# Text provided
# Colbramatic, What's it good for



## AGCB97 (Aug 26, 2018)

I've come across a Colbramatic unit and don't really know anything about it. Would someone explain what/how it is used and what other type of equipment is necessary to use it. 
I can get it for cheap.
Aaron


----------



## BaronJ (Aug 26, 2018)

See here:

http://www.mkprod.com/


----------



## AGCB97 (Aug 26, 2018)

This is an older one. I assume it hooks to some other sort of welder. What kind of welder could that be?


----------



## benmychree (Aug 26, 2018)

They are for weak wire that does not push through long MIG feed equipment, like aluminum, they are lighter and more compact than spool guns.


----------



## AGCB97 (Aug 26, 2018)

# Data rows

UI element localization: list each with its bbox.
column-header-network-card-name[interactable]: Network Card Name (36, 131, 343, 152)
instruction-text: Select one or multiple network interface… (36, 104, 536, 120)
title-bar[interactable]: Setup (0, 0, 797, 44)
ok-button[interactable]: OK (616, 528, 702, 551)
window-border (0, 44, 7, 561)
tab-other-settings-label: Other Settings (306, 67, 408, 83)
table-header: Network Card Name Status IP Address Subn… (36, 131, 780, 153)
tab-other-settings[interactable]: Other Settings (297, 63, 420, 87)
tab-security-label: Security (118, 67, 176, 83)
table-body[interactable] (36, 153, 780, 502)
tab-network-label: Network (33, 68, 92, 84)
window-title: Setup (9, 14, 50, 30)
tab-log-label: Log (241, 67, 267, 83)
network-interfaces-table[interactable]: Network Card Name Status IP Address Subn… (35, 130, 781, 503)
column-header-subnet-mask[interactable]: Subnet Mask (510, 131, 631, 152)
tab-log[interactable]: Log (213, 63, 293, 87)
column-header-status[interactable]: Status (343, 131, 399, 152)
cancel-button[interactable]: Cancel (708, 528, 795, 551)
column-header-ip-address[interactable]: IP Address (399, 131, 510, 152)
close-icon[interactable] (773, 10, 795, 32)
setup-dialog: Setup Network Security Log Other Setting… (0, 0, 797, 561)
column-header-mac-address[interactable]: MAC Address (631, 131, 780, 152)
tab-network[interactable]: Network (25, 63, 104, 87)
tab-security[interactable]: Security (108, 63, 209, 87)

# Problems to work on
[a] In the forum thread about the Colbramatic, what kind of wire are these units for?
[b] Revise the Colbramatic forum thread from "I've come across" to "necessary to use it.", putting "machine" in place of "unit".
[c] Write the next part of the Colbramatic forum thread, picking up after its final line.

# Answers to the exercise
[a] They are for weak wire, like aluminum, that does not push through long MIG feed equipment.

[b]
I've come across a Colbramatic machine and don't really know anything about it. Would someone explain what/how it is used and what other type of equipment is necessary to use it.

[c]
But it must need to hook to a welder (power supply), What kind? Does it have to be a MIG?


----------



## AGCB97 (Aug 27, 2018)

Can a stick welder be used for the power source?


----------



## benmychree (Aug 27, 2018)

No, definitely not, it needs a MIG power supply


----------



## AGCB97 (Aug 27, 2018)

That's what I was looking for! Thanks
Aaron


----------



## AGCB97 (Nov 20, 2018)

So, would this work with a Eastwood MIG 250? Would it be as good/better than a spool gun?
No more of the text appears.